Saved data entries
= = = = = = =

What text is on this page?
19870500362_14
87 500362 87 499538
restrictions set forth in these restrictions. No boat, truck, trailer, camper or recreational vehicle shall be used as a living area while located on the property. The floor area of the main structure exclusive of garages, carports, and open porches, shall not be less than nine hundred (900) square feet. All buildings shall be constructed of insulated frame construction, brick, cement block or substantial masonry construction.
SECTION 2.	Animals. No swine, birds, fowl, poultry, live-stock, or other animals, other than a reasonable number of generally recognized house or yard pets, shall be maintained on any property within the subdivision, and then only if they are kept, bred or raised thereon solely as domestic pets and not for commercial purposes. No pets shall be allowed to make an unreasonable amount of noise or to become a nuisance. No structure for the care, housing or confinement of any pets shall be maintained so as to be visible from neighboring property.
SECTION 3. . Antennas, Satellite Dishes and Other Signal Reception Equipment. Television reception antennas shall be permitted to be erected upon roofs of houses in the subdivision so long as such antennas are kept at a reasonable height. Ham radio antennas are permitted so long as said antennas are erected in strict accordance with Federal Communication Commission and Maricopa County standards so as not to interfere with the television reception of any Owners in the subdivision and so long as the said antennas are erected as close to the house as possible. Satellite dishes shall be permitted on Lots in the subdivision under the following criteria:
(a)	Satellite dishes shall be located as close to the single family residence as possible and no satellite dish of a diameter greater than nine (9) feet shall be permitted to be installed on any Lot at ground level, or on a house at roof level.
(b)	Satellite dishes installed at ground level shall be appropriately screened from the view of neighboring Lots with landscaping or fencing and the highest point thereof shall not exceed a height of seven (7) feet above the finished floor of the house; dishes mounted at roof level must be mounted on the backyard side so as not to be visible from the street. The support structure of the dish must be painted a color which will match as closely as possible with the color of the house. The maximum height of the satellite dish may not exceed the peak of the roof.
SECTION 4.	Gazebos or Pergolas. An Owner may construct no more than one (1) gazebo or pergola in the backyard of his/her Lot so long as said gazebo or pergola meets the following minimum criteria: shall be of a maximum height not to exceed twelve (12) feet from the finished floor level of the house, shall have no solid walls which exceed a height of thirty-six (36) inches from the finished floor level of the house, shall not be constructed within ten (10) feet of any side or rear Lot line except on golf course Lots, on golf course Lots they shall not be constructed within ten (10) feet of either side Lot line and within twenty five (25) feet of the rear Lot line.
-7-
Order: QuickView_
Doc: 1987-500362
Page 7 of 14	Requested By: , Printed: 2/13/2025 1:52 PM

= = = = = = =

## EXERCISE DESCRIPTION
Return each entry from the material above exactly as it appears.

## SOLUTION TO THIS EXERCISE
What text is on this page?
19870500362_14
87 500362 87 499538
restrictions set forth in these restrictions. No boat, truck, trailer, camper or recreational vehicle shall be used as a living area while located on the property. The floor area of the main structure exclusive of garages, carports, and open porches, shall not be less than nine hundred (900) square feet. All buildings shall be constructed of insulated frame construction, brick, cement block or substantial masonry construction.
SECTION 2.	Animals. No swine, birds, fowl, poultry, live-stock, or other animals, other than a reasonable number of generally recognized house or yard pets, shall be maintained on any property within the subdivision, and then only if they are kept, bred or raised thereon solely as domestic pets and not for commercial purposes. No pets shall be allowed to make an unreasonable amount of noise or to become a nuisance. No structure for the care, housing or confinement of any pets shall be maintained so as to be visible from neighboring property.
SECTION 3. . Antennas, Satellite Dishes and Other Signal Reception Equipment. Television reception antennas shall be permitted to be erected upon roofs of houses in the subdivision so long as such antennas are kept at a reasonable height. Ham radio antennas are permitted so long as said antennas are erected in strict accordance with Federal Communication Commission and Maricopa County standards so as not to interfere with the television reception of any Owners in the subdivision and so long as the said antennas are erected as close to the house as possible. Satellite dishes shall be permitted on Lots in the subdivision under the following criteria:
(a)	Satellite dishes shall be located as close to the single family residence as possible and no satellite dish of a diameter greater than nine (9) feet shall be permitted to be installed on any Lot at ground level, or on a house at roof level.
(b)	Satellite dishes installed at ground level shall be appropriately screened from the view of neighboring Lots with landscaping or fencing and the highest point thereof shall not exceed a height of seven (7) feet above the finished floor of the house; dishes mounted at roof level must be mounted on the backyard side so as not to be visible from the street. The support structure of the dish must be painted a color which will match as closely as possible with the color of the house. The maximum height of the satellite dish may not exceed the peak of the roof.
SECTION 4.	Gazebos or Pergolas. An Owner may construct no more than one (1) gazebo or pergola in the backyard of his/her Lot so long as said gazebo or pergola meets the following minimum criteria: shall be of a maximum height not to exceed twelve (12) feet from the finished floor level of the house, shall have no solid walls which exceed a height of thirty-six (36) inches from the finished floor level of the house, shall not be constructed within ten (10) feet of any side or rear Lot line except on golf course Lots, on golf course Lots they shall not be constructed within ten (10) feet of either side Lot line and within twenty five (25) feet of the rear Lot line.
-7-
Order: QuickView_
Doc: 1987-500362
Page 7 of 14	Requested By: , Printed: 2/13/2025 1:52 PM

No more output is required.